Exercise instructions> Copy out the listing that follows, exact in every word, and skip the images.

Raw records>
++++++++++++++++++++

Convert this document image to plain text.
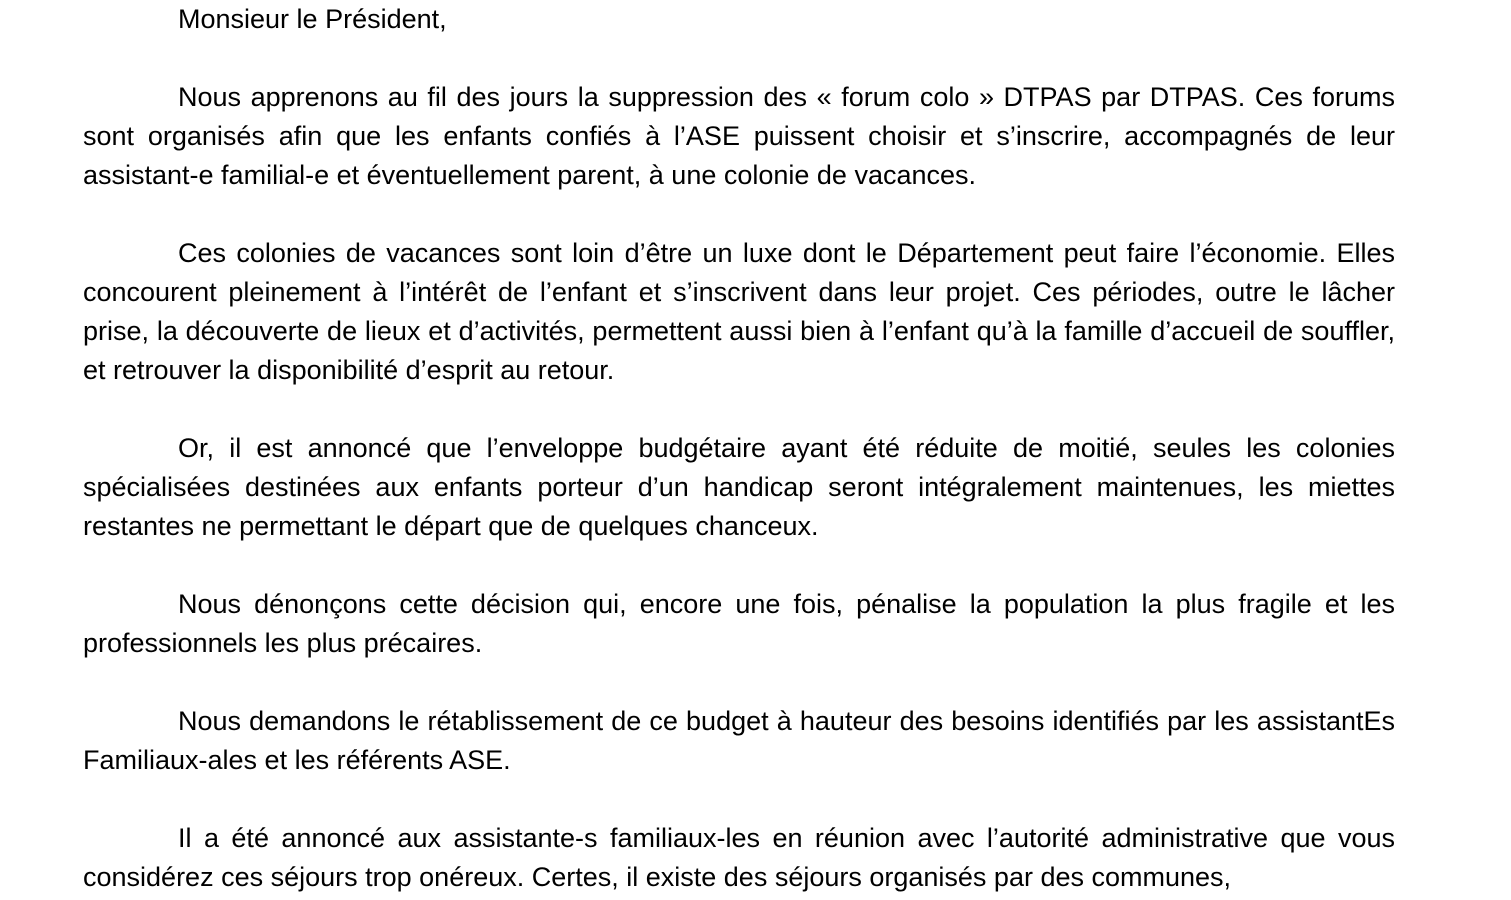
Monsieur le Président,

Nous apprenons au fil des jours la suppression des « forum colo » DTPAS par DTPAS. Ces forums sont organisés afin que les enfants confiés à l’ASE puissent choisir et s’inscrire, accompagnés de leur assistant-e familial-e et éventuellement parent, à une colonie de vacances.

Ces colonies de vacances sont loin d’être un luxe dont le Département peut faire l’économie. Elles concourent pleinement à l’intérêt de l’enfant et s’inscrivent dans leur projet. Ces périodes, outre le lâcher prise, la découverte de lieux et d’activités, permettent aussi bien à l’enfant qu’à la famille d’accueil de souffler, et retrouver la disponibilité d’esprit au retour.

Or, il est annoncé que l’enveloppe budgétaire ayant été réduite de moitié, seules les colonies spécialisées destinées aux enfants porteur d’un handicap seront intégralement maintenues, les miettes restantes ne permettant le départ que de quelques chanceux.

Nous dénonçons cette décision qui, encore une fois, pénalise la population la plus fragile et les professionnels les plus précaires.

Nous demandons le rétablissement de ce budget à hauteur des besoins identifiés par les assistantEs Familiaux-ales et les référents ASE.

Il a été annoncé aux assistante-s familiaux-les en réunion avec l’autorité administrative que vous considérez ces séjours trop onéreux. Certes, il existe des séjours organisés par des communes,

++++++++++++++++++++

Task response>
Convert this document image to plain text.
Monsieur le Président,

Nous apprenons au fil des jours la suppression des « forum colo » DTPAS par DTPAS. Ces forums sont organisés afin que les enfants confiés à l’ASE puissent choisir et s’inscrire, accompagnés de leur assistant-e familial-e et éventuellement parent, à une colonie de vacances.

Ces colonies de vacances sont loin d’être un luxe dont le Département peut faire l’économie. Elles concourent pleinement à l’intérêt de l’enfant et s’inscrivent dans leur projet. Ces périodes, outre le lâcher prise, la découverte de lieux et d’activités, permettent aussi bien à l’enfant qu’à la famille d’accueil de souffler, et retrouver la disponibilité d’esprit au retour.

Or, il est annoncé que l’enveloppe budgétaire ayant été réduite de moitié, seules les colonies spécialisées destinées aux enfants porteur d’un handicap seront intégralement maintenues, les miettes restantes ne permettant le départ que de quelques chanceux.

Nous dénonçons cette décision qui, encore une fois, pénalise la population la plus fragile et les professionnels les plus précaires.

Nous demandons le rétablissement de ce budget à hauteur des besoins identifiés par les assistantEs Familiaux-ales et les référents ASE.

Il a été annoncé aux assistante-s familiaux-les en réunion avec l’autorité administrative que vous considérez ces séjours trop onéreux. Certes, il existe des séjours organisés par des communes,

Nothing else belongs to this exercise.